= SHORT PROBLEM =
Pick out all lines in the listing holding the string "Supported" and copy them.
══ SOURCE RECORDS ══
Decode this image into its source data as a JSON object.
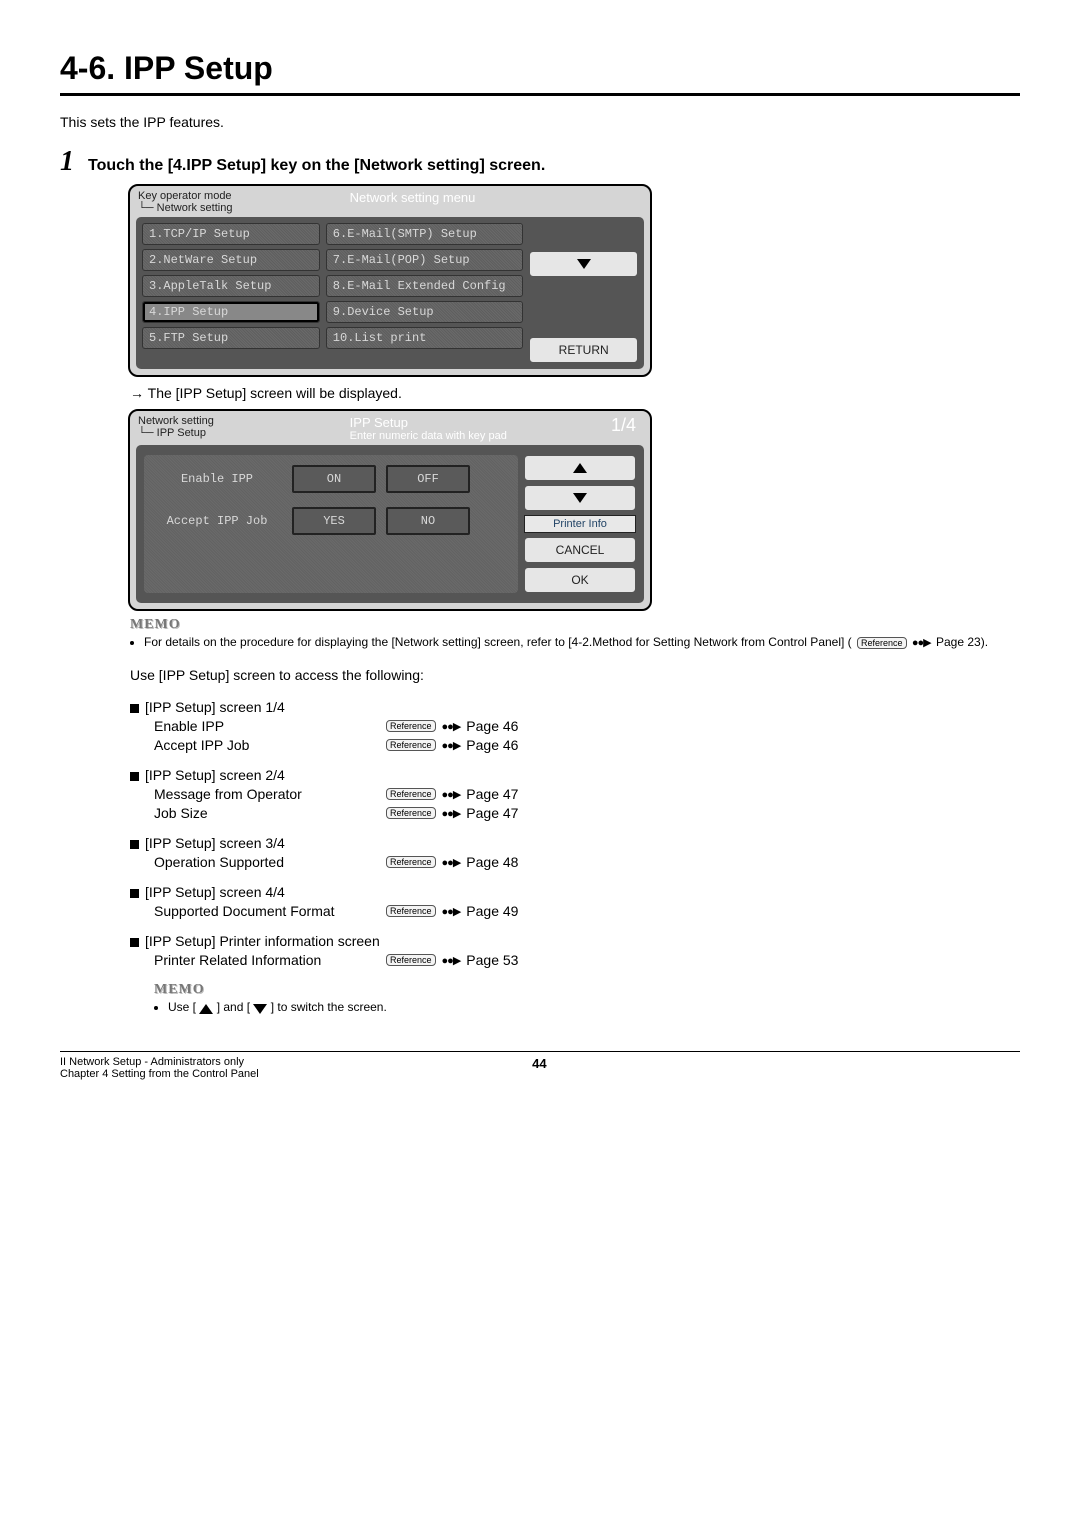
{
  "title": "4-6. IPP Setup",
  "intro": "This sets the IPP features.",
  "step": {
    "num": "1",
    "text": "Touch the [4.IPP Setup] key on the [Network setting] screen."
  },
  "screen1": {
    "hdr_left_line1": "Key operator mode",
    "hdr_left_line2": "└─ Network setting",
    "hdr_center": "Network setting menu",
    "items_left": [
      "1.TCP/IP Setup",
      "2.NetWare Setup",
      "3.AppleTalk Setup",
      "4.IPP Setup",
      "5.FTP Setup"
    ],
    "items_right": [
      "6.E-Mail(SMTP) Setup",
      "7.E-Mail(POP) Setup",
      "8.E-Mail Extended Config",
      "9.Device Setup",
      "10.List print"
    ],
    "return": "RETURN"
  },
  "result_arrow": "→",
  "result_text": "The [IPP Setup] screen will be displayed.",
  "screen2": {
    "hdr_left_line1": "Network setting",
    "hdr_left_line2": "└─ IPP Setup",
    "hdr_center": "IPP Setup",
    "hdr_sub": "Enter numeric data with key pad",
    "page": "1/4",
    "row1_label": "Enable IPP",
    "row1_a": "ON",
    "row1_b": "OFF",
    "row2_label": "Accept IPP Job",
    "row2_a": "YES",
    "row2_b": "NO",
    "printer_info": "Printer Info",
    "cancel": "CANCEL",
    "ok": "OK"
  },
  "memo1_head": "MEMO",
  "memo1_bullet": "For details on the procedure for displaying the [Network setting] screen, refer to [4-2.Method for Setting Network from Control Panel] (",
  "memo1_ref": "Reference",
  "memo1_tail": " Page 23).",
  "use_line": "Use [IPP Setup] screen to access the following:",
  "reference_label": "Reference",
  "items": [
    {
      "head": "[IPP Setup] screen 1/4",
      "subs": [
        {
          "label": "Enable IPP",
          "page": "Page 46"
        },
        {
          "label": "Accept IPP Job",
          "page": "Page 46"
        }
      ]
    },
    {
      "head": "[IPP Setup] screen 2/4",
      "subs": [
        {
          "label": "Message from Operator",
          "page": "Page 47"
        },
        {
          "label": "Job Size",
          "page": "Page 47"
        }
      ]
    },
    {
      "head": "[IPP Setup] screen 3/4",
      "subs": [
        {
          "label": "Operation Supported",
          "page": "Page 48"
        }
      ]
    },
    {
      "head": "[IPP Setup] screen 4/4",
      "subs": [
        {
          "label": "Supported Document Format",
          "page": "Page 49"
        }
      ]
    },
    {
      "head": "[IPP Setup] Printer information screen",
      "subs": [
        {
          "label": "Printer Related Information",
          "page": "Page 53"
        }
      ]
    }
  ],
  "memo2_head": "MEMO",
  "memo2_a": "Use [",
  "memo2_b": "] and [",
  "memo2_c": "] to switch the screen.",
  "footer": {
    "left1": "II Network Setup - Administrators only",
    "left2": "Chapter 4 Setting from the Control Panel",
    "center": "44"
  }
}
═══
= THE RESPONSE =
          "label": "Operation Supported",
          "label": "Supported Document Format",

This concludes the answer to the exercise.